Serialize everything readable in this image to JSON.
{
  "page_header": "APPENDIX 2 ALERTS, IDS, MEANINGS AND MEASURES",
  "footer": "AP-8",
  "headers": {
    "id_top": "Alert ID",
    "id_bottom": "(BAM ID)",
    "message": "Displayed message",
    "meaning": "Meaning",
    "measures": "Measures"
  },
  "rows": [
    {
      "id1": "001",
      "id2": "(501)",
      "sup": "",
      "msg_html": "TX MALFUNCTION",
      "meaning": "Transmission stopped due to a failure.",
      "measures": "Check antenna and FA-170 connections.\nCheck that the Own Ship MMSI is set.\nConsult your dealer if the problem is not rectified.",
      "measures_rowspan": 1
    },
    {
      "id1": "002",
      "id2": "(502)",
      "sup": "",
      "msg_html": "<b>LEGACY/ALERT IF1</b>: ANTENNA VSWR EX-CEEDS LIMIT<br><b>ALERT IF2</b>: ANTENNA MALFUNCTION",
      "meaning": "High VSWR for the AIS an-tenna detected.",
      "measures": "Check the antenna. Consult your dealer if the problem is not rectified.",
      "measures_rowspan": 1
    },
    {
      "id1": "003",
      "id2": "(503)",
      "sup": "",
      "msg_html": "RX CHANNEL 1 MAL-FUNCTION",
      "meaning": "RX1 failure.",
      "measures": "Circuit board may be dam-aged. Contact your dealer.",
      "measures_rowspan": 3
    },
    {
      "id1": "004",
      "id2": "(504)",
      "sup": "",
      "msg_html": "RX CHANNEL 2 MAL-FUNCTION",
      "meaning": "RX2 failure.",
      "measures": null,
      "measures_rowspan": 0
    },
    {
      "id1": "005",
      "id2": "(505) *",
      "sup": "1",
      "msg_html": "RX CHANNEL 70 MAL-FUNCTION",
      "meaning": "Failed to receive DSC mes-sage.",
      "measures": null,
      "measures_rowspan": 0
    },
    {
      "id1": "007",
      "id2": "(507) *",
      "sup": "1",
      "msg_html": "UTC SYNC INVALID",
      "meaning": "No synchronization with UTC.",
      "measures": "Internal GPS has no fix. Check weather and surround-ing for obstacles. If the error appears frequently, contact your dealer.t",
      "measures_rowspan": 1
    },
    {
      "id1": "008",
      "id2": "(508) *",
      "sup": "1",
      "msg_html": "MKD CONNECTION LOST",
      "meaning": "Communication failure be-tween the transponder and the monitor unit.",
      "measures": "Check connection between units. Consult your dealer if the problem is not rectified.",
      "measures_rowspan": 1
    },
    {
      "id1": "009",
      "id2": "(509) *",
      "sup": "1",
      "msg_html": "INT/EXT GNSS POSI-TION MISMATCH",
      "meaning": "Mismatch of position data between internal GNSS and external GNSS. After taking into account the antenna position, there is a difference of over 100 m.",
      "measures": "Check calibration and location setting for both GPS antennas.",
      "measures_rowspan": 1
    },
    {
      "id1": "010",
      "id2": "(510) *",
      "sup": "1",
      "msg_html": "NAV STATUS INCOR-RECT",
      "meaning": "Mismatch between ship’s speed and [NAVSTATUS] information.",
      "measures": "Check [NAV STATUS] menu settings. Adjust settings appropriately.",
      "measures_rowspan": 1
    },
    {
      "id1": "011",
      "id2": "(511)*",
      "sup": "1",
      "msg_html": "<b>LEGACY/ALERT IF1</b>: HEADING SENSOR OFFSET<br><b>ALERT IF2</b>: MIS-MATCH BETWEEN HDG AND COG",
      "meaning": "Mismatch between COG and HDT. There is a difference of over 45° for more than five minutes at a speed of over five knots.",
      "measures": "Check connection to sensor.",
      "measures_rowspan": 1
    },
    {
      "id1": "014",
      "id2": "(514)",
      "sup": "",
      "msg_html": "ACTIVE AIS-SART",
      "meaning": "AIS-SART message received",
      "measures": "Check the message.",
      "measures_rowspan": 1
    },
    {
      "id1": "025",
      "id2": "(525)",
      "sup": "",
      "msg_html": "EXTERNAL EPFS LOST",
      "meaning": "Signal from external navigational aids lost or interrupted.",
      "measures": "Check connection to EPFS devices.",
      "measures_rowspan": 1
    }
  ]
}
= = =
Task instructions ::
Output the entries verbatim.

Result ::
Serialize everything readable in this image to JSON.
{
  "page_header": "APPENDIX 2 ALERTS, IDS, MEANINGS AND MEASURES",
  "footer": "AP-8",
  "headers": {
    "id_top": "Alert ID",
    "id_bottom": "(BAM ID)",
    "message": "Displayed message",
    "meaning": "Meaning",
    "measures": "Measures"
  },
  "rows": [
    {
      "id1": "001",
      "id2": "(501)",
      "sup": "",
      "msg_html": "TX MALFUNCTION",
      "meaning": "Transmission stopped due to a failure.",
      "measures": "Check antenna and FA-170 connections.\nCheck that the Own Ship MMSI is set.\nConsult your dealer if the problem is not rectified.",
      "measures_rowspan": 1
    },
    {
      "id1": "002",
      "id2": "(502)",
      "sup": "",
      "msg_html": "<b>LEGACY/ALERT IF1</b>: ANTENNA VSWR EX-CEEDS LIMIT<br><b>ALERT IF2</b>: ANTENNA MALFUNCTION",
      "meaning": "High VSWR for the AIS an-tenna detected.",
      "measures": "Check the antenna. Consult your dealer if the problem is not rectified.",
      "measures_rowspan": 1
    },
    {
      "id1": "003",
      "id2": "(503)",
      "sup": "",
      "msg_html": "RX CHANNEL 1 MAL-FUNCTION",
      "meaning": "RX1 failure.",
      "measures": "Circuit board may be dam-aged. Contact your dealer.",
      "measures_rowspan": 3
    },
    {
      "id1": "004",
      "id2": "(504)",
      "sup": "",
      "msg_html": "RX CHANNEL 2 MAL-FUNCTION",
      "meaning": "RX2 failure.",
      "measures": null,
      "measures_rowspan": 0
    },
    {
      "id1": "005",
      "id2": "(505) *",
      "sup": "1",
      "msg_html": "RX CHANNEL 70 MAL-FUNCTION",
      "meaning": "Failed to receive DSC mes-sage.",
      "measures": null,
      "measures_rowspan": 0
    },
    {
      "id1": "007",
      "id2": "(507) *",
      "sup": "1",
      "msg_html": "UTC SYNC INVALID",
      "meaning": "No synchronization with UTC.",
      "measures": "Internal GPS has no fix. Check weather and surround-ing for obstacles. If the error appears frequently, contact your dealer.t",
      "measures_rowspan": 1
    },
    {
      "id1": "008",
      "id2": "(508) *",
      "sup": "1",
      "msg_html": "MKD CONNECTION LOST",
      "meaning": "Communication failure be-tween the transponder and the monitor unit.",
      "measures": "Check connection between units. Consult your dealer if the problem is not rectified.",
      "measures_rowspan": 1
    },
    {
      "id1": "009",
      "id2": "(509) *",
      "sup": "1",
      "msg_html": "INT/EXT GNSS POSI-TION MISMATCH",
      "meaning": "Mismatch of position data between internal GNSS and external GNSS. After taking into account the antenna position, there is a difference of over 100 m.",
      "measures": "Check calibration and location setting for both GPS antennas.",
      "measures_rowspan": 1
    },
    {
      "id1": "010",
      "id2": "(510) *",
      "sup": "1",
      "msg_html": "NAV STATUS INCOR-RECT",
      "meaning": "Mismatch between ship’s speed and [NAVSTATUS] information.",
      "measures": "Check [NAV STATUS] menu settings. Adjust settings appropriately.",
      "measures_rowspan": 1
    },
    {
      "id1": "011",
      "id2": "(511)*",
      "sup": "1",
      "msg_html": "<b>LEGACY/ALERT IF1</b>: HEADING SENSOR OFFSET<br><b>ALERT IF2</b>: MIS-MATCH BETWEEN HDG AND COG",
      "meaning": "Mismatch between COG and HDT. There is a difference of over 45° for more than five minutes at a speed of over five knots.",
      "measures": "Check connection to sensor.",
      "measures_rowspan": 1
    },
    {
      "id1": "014",
      "id2": "(514)",
      "sup": "",
      "msg_html": "ACTIVE AIS-SART",
      "meaning": "AIS-SART message received",
      "measures": "Check the message.",
      "measures_rowspan": 1
    },
    {
      "id1": "025",
      "id2": "(525)",
      "sup": "",
      "msg_html": "EXTERNAL EPFS LOST",
      "meaning": "Signal from external navigational aids lost or interrupted.",
      "measures": "Check connection to EPFS devices.",
      "measures_rowspan": 1
    }
  ]
}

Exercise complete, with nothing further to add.